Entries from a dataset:
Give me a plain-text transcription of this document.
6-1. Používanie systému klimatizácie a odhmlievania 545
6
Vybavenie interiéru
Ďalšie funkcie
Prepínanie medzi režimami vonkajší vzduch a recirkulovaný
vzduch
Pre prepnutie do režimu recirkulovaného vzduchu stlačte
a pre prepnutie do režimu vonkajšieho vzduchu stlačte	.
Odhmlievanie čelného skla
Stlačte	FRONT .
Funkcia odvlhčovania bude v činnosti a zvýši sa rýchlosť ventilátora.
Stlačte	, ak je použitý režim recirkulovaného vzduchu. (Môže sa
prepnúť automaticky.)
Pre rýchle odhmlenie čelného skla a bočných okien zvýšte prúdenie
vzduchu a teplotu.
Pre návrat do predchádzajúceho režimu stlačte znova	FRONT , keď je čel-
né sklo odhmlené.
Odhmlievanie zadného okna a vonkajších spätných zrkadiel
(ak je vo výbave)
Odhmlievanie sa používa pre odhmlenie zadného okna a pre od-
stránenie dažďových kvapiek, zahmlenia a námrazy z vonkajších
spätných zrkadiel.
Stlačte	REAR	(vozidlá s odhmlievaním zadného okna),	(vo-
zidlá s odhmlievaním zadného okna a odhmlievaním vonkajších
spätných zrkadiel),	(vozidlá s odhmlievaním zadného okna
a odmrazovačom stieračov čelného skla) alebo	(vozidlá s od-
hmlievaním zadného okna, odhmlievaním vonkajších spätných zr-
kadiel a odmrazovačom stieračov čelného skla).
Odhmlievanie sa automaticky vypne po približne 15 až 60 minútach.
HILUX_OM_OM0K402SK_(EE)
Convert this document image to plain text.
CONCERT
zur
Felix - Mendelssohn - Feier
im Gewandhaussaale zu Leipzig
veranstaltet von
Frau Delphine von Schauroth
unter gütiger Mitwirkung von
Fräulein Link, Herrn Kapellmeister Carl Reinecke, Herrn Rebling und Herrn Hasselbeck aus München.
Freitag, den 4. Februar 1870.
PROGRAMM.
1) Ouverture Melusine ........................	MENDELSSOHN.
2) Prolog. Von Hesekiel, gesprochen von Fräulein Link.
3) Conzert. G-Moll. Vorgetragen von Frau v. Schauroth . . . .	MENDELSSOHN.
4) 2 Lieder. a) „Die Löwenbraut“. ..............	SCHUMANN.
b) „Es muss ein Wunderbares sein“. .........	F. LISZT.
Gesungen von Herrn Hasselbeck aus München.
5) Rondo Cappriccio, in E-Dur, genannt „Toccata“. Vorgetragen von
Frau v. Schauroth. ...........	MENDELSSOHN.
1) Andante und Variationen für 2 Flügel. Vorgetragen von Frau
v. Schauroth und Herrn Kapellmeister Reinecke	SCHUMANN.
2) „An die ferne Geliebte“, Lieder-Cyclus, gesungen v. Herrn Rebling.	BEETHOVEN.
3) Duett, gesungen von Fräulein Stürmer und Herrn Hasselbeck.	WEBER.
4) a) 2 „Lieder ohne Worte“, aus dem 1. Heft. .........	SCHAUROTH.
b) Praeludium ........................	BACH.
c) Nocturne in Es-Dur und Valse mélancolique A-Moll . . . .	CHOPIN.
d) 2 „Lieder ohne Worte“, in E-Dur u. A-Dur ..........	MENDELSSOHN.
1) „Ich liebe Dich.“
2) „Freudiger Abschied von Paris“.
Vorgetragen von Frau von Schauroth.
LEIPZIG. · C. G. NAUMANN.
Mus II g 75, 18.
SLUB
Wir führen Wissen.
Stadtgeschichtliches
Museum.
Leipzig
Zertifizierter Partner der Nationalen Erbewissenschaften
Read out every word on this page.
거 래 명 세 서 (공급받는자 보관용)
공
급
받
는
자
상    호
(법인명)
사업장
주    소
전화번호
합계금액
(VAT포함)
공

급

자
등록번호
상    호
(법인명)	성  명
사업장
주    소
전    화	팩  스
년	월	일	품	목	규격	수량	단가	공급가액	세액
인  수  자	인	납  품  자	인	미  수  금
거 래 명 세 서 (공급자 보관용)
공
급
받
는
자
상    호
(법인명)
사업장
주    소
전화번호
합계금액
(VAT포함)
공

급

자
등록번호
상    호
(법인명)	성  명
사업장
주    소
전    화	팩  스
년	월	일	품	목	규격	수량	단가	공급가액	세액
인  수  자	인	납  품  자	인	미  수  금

What is needed = Filter the data, keeping only the lines that contain "Lieder".

Result of this task =
4) 2 Lieder. a) „Die Löwenbraut“. ..............	SCHUMANN.
2) „An die ferne Geliebte“, Lieder-Cyclus, gesungen v. Herrn Rebling.	BEETHOVEN.
4) a) 2 „Lieder ohne Worte“, aus dem 1. Heft. .........	SCHAUROTH.
d) 2 „Lieder ohne Worte“, in E-Dur u. A-Dur ..........	MENDELSSOHN.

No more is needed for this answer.